◆ What you need to do
Omit the pictures, then reproduce every remaining record exactly.
* Begin Record excerpts *
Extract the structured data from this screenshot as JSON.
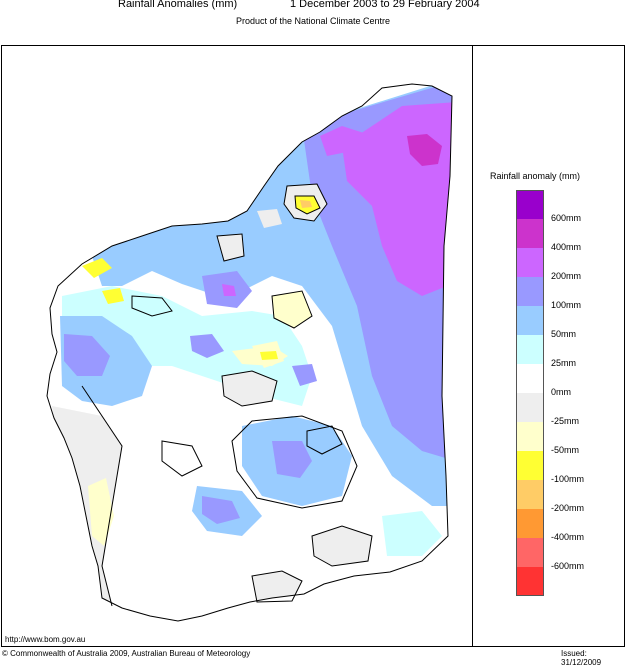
{
  "header": {
    "title": "Rainfall Anomalies (mm)",
    "period": "1 December 2003 to 29 February 2004",
    "subtitle": "Product of the National Climate Centre"
  },
  "legend": {
    "title": "Rainfall anomaly (mm)",
    "items": [
      {
        "color": "#9900cc",
        "label": "600mm"
      },
      {
        "color": "#cc33cc",
        "label": "400mm"
      },
      {
        "color": "#cc66ff",
        "label": "200mm"
      },
      {
        "color": "#9999ff",
        "label": "100mm"
      },
      {
        "color": "#99ccff",
        "label": "50mm"
      },
      {
        "color": "#ccffff",
        "label": "25mm"
      },
      {
        "color": "#ffffff",
        "label": "0mm"
      },
      {
        "color": "#eeeeee",
        "label": "-25mm"
      },
      {
        "color": "#ffffcc",
        "label": "-50mm"
      },
      {
        "color": "#ffff33",
        "label": "-100mm"
      },
      {
        "color": "#ffcc66",
        "label": "-200mm"
      },
      {
        "color": "#ff9933",
        "label": "-400mm"
      },
      {
        "color": "#ff6666",
        "label": "-600mm"
      },
      {
        "color": "#ff3333",
        "label": ""
      }
    ]
  },
  "footer": {
    "url": "http://www.bom.gov.au",
    "copyright": "© Commonwealth of Australia 2009, Australian Bureau of Meteorology",
    "issued": "Issued: 31/12/2009"
  }
}
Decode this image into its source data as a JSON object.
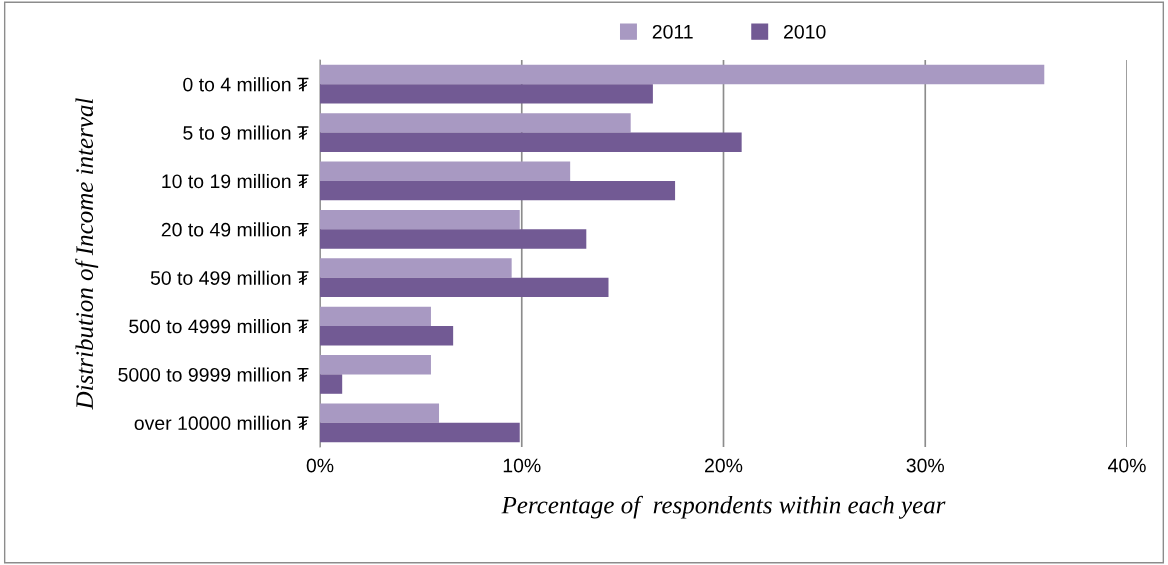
{
  "chart_data": {
    "type": "bar",
    "orientation": "horizontal",
    "categories": [
      "0 to 4 million ₮",
      "5 to 9 million ₮",
      "10 to 19 million ₮",
      "20 to 49 million ₮",
      "50 to 499 million ₮",
      "500 to 4999 million ₮",
      "5000 to 9999 million ₮",
      "over 10000 million ₮"
    ],
    "series": [
      {
        "name": "2011",
        "color": "#a899c2",
        "values": [
          35.9,
          15.4,
          12.4,
          9.9,
          9.5,
          5.5,
          5.5,
          5.9
        ]
      },
      {
        "name": "2010",
        "color": "#725a94",
        "values": [
          16.5,
          20.9,
          17.6,
          13.2,
          14.3,
          6.6,
          1.1,
          9.9
        ]
      }
    ],
    "xlim": [
      0,
      40
    ],
    "xticks": [
      {
        "value": 0,
        "label": "0%"
      },
      {
        "value": 10,
        "label": "10%"
      },
      {
        "value": 20,
        "label": "20%"
      },
      {
        "value": 30,
        "label": "30%"
      },
      {
        "value": 40,
        "label": "40%"
      }
    ],
    "xlabel": "Percentage of  respondents within each year",
    "ylabel": "Distribution of Income interval",
    "grid": "x",
    "legend": "top"
  }
}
* End Record excerpts *
◆ Solved exercise
Extract the structured data from this screenshot as JSON.
{
  "header": {
    "title": "Rainfall Anomalies (mm)",
    "period": "1 December 2003 to 29 February 2004",
    "subtitle": "Product of the National Climate Centre"
  },
  "legend": {
    "title": "Rainfall anomaly (mm)",
    "items": [
      {
        "color": "#9900cc",
        "label": "600mm"
      },
      {
        "color": "#cc33cc",
        "label": "400mm"
      },
      {
        "color": "#cc66ff",
        "label": "200mm"
      },
      {
        "color": "#9999ff",
        "label": "100mm"
      },
      {
        "color": "#99ccff",
        "label": "50mm"
      },
      {
        "color": "#ccffff",
        "label": "25mm"
      },
      {
        "color": "#ffffff",
        "label": "0mm"
      },
      {
        "color": "#eeeeee",
        "label": "-25mm"
      },
      {
        "color": "#ffffcc",
        "label": "-50mm"
      },
      {
        "color": "#ffff33",
        "label": "-100mm"
      },
      {
        "color": "#ffcc66",
        "label": "-200mm"
      },
      {
        "color": "#ff9933",
        "label": "-400mm"
      },
      {
        "color": "#ff6666",
        "label": "-600mm"
      },
      {
        "color": "#ff3333",
        "label": ""
      }
    ]
  },
  "footer": {
    "url": "http://www.bom.gov.au",
    "copyright": "© Commonwealth of Australia 2009, Australian Bureau of Meteorology",
    "issued": "Issued: 31/12/2009"
  }
}
Decode this image into its source data as a JSON object.
{
  "chart_data": {
    "type": "bar",
    "orientation": "horizontal",
    "categories": [
      "0 to 4 million ₮",
      "5 to 9 million ₮",
      "10 to 19 million ₮",
      "20 to 49 million ₮",
      "50 to 499 million ₮",
      "500 to 4999 million ₮",
      "5000 to 9999 million ₮",
      "over 10000 million ₮"
    ],
    "series": [
      {
        "name": "2011",
        "color": "#a899c2",
        "values": [
          35.9,
          15.4,
          12.4,
          9.9,
          9.5,
          5.5,
          5.5,
          5.9
        ]
      },
      {
        "name": "2010",
        "color": "#725a94",
        "values": [
          16.5,
          20.9,
          17.6,
          13.2,
          14.3,
          6.6,
          1.1,
          9.9
        ]
      }
    ],
    "xlim": [
      0,
      40
    ],
    "xticks": [
      {
        "value": 0,
        "label": "0%"
      },
      {
        "value": 10,
        "label": "10%"
      },
      {
        "value": 20,
        "label": "20%"
      },
      {
        "value": 30,
        "label": "30%"
      },
      {
        "value": 40,
        "label": "40%"
      }
    ],
    "xlabel": "Percentage of  respondents within each year",
    "ylabel": "Distribution of Income interval",
    "grid": "x",
    "legend": "top"
  }
}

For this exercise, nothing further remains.